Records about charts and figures
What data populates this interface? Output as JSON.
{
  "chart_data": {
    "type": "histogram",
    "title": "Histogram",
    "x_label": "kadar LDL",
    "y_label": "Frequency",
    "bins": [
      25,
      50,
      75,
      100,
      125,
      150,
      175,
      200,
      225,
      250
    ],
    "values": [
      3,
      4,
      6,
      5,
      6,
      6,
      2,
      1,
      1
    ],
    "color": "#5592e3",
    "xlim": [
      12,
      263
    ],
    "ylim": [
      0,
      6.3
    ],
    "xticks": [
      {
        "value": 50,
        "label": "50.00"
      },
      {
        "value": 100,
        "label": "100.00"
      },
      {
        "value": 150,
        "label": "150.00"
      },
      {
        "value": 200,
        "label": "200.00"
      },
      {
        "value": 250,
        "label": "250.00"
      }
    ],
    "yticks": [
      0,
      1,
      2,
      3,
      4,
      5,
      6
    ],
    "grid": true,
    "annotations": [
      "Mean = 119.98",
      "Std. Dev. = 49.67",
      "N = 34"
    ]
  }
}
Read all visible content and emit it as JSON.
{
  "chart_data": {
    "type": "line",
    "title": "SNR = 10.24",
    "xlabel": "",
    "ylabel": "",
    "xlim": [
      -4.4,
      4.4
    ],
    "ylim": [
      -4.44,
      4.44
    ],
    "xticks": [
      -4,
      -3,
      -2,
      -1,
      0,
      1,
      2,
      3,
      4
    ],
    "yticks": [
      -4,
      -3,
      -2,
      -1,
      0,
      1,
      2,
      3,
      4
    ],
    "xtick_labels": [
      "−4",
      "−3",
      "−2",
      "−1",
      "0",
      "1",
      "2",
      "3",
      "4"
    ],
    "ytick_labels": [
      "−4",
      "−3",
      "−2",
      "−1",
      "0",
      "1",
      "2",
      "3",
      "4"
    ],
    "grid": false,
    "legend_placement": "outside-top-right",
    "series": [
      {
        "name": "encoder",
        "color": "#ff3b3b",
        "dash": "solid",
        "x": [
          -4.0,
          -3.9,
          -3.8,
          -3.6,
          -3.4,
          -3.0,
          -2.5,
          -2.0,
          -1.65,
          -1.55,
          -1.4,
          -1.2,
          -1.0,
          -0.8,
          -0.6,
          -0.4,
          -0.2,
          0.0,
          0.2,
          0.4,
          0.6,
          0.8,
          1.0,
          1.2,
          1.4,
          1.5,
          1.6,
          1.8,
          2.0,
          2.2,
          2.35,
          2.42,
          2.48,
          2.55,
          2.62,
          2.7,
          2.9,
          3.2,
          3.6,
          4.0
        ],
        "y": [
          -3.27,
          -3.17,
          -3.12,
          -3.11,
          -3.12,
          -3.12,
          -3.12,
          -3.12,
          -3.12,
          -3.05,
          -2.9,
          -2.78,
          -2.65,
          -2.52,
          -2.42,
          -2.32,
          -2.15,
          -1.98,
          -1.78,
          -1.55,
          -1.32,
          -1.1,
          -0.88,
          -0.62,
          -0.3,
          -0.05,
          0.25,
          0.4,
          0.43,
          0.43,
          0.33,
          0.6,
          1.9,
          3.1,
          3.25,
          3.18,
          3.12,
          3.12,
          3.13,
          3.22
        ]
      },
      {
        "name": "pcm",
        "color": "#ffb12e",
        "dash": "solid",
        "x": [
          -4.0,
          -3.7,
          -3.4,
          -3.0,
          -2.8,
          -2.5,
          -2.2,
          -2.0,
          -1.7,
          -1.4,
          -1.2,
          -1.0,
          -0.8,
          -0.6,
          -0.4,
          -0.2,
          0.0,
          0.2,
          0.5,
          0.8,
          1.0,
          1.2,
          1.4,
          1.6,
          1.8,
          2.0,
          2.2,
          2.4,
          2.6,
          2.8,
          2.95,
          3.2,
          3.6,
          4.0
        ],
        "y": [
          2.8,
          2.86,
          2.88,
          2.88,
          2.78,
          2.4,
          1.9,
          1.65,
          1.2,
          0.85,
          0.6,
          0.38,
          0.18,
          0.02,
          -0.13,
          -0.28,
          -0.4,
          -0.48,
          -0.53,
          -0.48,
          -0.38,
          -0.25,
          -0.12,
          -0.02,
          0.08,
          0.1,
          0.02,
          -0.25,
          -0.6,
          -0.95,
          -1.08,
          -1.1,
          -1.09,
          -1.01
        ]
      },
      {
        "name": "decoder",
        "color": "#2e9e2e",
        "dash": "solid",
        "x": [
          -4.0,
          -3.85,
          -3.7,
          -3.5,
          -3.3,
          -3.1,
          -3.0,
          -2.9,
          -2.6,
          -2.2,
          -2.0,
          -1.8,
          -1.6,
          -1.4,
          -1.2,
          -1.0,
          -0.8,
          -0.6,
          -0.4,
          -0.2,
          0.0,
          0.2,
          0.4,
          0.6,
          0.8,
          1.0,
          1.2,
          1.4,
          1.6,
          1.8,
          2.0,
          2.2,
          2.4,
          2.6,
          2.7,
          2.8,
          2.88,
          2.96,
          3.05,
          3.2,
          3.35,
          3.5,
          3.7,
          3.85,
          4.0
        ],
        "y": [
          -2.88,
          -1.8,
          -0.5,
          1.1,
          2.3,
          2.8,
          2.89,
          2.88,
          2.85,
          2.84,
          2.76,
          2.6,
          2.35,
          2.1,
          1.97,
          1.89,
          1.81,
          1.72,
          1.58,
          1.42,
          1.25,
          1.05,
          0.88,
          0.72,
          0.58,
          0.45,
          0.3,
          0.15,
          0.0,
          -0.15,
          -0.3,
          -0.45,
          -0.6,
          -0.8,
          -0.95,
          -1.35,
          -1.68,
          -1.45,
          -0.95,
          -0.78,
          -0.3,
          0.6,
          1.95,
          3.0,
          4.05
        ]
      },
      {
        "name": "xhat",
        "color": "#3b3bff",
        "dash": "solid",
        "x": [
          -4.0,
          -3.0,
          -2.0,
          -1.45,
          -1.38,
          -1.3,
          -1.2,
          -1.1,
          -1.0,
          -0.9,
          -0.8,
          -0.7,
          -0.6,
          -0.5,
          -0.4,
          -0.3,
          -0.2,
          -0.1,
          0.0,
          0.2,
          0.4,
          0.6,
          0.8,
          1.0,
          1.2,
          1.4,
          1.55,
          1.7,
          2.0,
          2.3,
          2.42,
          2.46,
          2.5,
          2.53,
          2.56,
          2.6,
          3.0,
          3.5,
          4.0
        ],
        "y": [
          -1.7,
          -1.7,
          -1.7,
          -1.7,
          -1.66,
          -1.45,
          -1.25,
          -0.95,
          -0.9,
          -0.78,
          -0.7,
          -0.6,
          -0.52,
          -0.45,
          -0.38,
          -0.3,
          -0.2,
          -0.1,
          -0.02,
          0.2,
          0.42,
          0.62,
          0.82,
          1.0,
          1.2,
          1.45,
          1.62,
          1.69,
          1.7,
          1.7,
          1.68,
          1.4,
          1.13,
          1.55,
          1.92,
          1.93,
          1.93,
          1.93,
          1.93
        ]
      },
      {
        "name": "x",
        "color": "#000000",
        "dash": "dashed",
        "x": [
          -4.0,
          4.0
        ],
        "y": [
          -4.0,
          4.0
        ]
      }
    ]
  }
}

■ Stated task:
Pick out the lines that contain "JSON" and copy them.

■ Result for this exercise:
What data populates this interface? Output as JSON.
Read all visible content and emit it as JSON.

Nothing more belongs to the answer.